[Task] In the entries below, find every line with "расчета" and copy it.

[The data]

○ ○ ○

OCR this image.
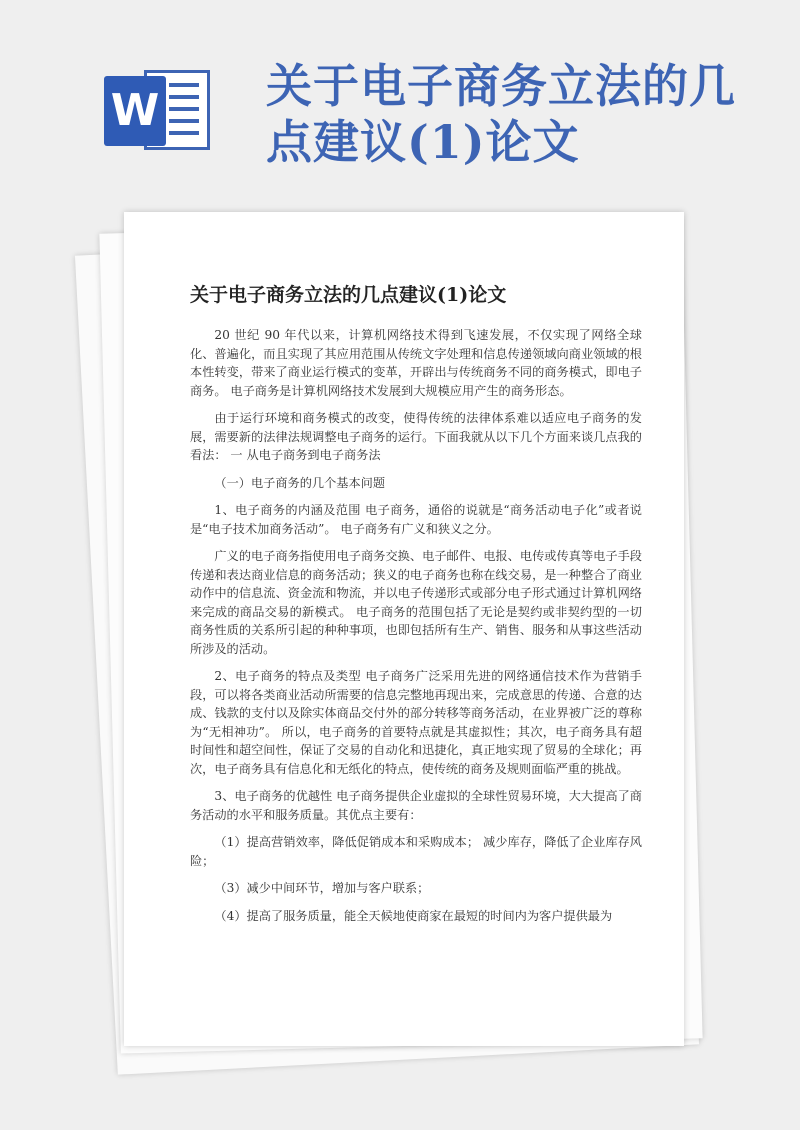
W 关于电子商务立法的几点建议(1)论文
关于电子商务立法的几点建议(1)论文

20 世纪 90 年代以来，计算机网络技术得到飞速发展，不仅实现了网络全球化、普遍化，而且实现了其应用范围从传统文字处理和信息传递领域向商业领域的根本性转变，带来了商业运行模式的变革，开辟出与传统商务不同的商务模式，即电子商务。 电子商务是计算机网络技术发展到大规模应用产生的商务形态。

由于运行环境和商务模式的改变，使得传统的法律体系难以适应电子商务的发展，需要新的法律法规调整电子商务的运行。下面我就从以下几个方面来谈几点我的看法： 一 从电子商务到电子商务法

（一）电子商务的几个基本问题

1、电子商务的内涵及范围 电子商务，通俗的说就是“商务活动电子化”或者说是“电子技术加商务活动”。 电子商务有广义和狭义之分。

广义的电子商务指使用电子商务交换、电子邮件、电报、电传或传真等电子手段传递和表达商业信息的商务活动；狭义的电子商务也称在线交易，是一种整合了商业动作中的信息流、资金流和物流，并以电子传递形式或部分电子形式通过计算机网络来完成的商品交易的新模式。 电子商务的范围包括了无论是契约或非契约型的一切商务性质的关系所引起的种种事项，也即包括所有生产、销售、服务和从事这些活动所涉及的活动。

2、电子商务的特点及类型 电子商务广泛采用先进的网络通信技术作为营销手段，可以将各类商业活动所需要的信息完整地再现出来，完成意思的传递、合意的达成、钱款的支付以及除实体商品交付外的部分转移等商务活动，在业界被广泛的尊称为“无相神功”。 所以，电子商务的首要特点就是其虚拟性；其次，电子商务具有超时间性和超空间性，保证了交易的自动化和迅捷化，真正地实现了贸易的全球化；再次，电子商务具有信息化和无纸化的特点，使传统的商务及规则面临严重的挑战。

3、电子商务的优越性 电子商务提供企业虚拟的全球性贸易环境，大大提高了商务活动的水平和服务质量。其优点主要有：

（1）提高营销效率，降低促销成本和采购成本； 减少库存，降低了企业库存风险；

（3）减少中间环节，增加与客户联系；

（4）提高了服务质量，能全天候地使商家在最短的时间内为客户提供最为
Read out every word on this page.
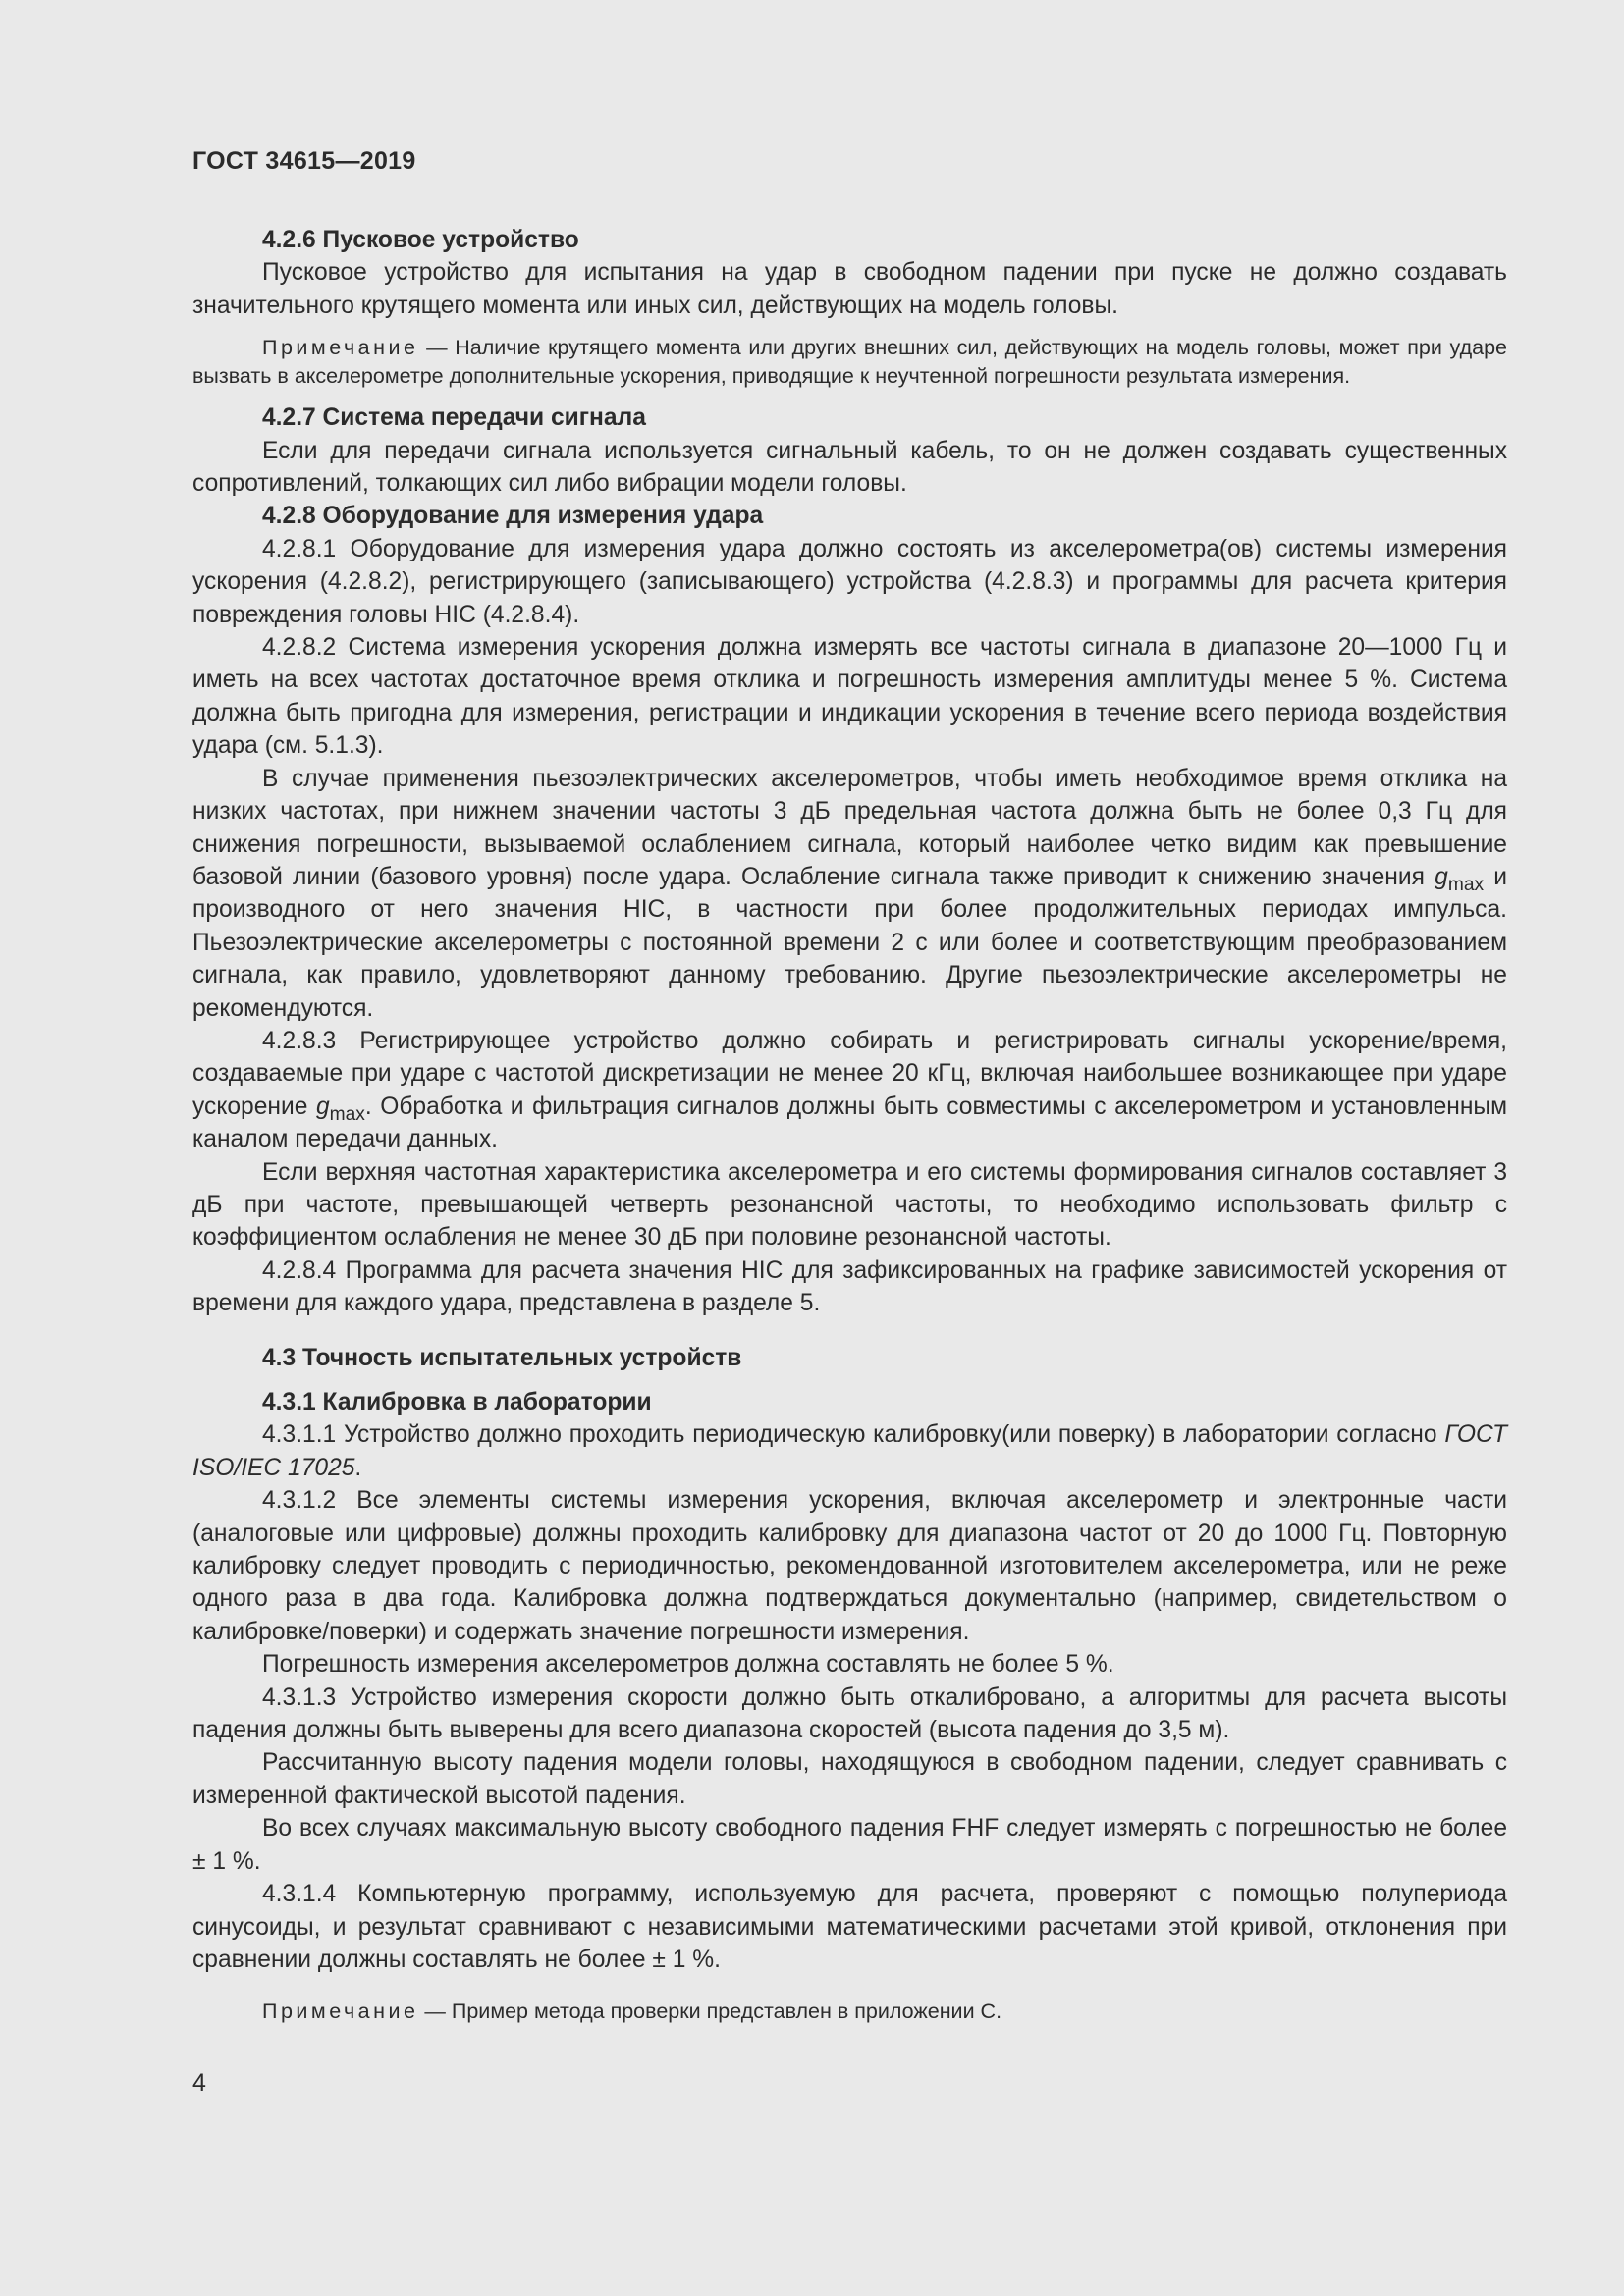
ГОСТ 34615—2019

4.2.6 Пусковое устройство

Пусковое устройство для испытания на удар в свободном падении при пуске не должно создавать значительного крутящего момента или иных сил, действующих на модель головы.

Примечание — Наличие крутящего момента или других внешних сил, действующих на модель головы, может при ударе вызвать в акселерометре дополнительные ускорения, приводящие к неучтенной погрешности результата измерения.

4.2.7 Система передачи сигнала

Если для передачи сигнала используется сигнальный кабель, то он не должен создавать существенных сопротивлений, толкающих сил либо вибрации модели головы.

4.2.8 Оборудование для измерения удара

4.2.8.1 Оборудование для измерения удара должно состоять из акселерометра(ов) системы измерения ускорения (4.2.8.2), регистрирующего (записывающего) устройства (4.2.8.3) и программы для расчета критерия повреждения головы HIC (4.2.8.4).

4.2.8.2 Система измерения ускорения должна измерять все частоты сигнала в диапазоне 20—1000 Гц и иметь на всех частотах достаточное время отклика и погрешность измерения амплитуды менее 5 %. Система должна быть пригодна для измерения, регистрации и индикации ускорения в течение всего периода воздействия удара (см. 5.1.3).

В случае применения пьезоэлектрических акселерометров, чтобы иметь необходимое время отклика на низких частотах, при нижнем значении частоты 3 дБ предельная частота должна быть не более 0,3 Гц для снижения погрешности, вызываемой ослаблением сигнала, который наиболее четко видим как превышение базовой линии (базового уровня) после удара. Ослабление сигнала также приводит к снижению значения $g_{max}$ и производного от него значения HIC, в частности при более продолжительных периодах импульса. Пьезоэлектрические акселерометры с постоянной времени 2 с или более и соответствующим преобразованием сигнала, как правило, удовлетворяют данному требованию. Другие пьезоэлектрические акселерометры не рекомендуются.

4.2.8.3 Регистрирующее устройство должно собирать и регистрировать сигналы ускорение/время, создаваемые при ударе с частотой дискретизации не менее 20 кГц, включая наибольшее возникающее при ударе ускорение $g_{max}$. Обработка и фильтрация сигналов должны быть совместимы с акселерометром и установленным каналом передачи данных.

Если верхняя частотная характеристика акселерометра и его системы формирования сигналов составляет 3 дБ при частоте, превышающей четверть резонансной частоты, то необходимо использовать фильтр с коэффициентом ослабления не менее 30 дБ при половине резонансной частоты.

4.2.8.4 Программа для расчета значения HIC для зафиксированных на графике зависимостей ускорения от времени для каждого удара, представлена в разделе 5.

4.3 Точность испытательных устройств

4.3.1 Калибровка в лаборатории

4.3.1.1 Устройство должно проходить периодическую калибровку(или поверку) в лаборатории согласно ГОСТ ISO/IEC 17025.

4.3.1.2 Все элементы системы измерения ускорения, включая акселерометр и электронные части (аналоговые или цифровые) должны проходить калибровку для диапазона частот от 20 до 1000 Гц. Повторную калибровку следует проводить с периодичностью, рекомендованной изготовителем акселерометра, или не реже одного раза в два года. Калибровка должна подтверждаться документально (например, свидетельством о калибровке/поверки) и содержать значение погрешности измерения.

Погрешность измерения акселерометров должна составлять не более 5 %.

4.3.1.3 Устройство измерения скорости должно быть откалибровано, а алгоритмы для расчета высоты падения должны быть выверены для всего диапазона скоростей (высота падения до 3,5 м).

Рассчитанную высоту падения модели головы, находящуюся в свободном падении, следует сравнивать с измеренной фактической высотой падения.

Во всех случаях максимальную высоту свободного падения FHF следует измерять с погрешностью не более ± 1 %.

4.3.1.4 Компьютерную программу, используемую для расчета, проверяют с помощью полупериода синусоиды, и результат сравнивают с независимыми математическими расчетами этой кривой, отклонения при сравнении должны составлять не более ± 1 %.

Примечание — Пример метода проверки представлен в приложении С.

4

○ ○ ○

[Task answer]
4.2.8.1 Оборудование для измерения удара должно состоять из акселерометра(ов) системы измерения ускорения (4.2.8.2), регистрирующего (записывающего) устройства (4.2.8.3) и программы для расчета критерия повреждения головы HIC (4.2.8.4).
4.2.8.4 Программа для расчета значения HIC для зафиксированных на графике зависимостей ускорения от времени для каждого удара, представлена в разделе 5.
4.3.1.3 Устройство измерения скорости должно быть откалибровано, а алгоритмы для расчета высоты падения должны быть выверены для всего диапазона скоростей (высота падения до 3,5 м).
4.3.1.4 Компьютерную программу, используемую для расчета, проверяют с помощью полупериода синусоиды, и результат сравнивают с независимыми математическими расчетами этой кривой, отклонения при сравнении должны составлять не более ± 1 %.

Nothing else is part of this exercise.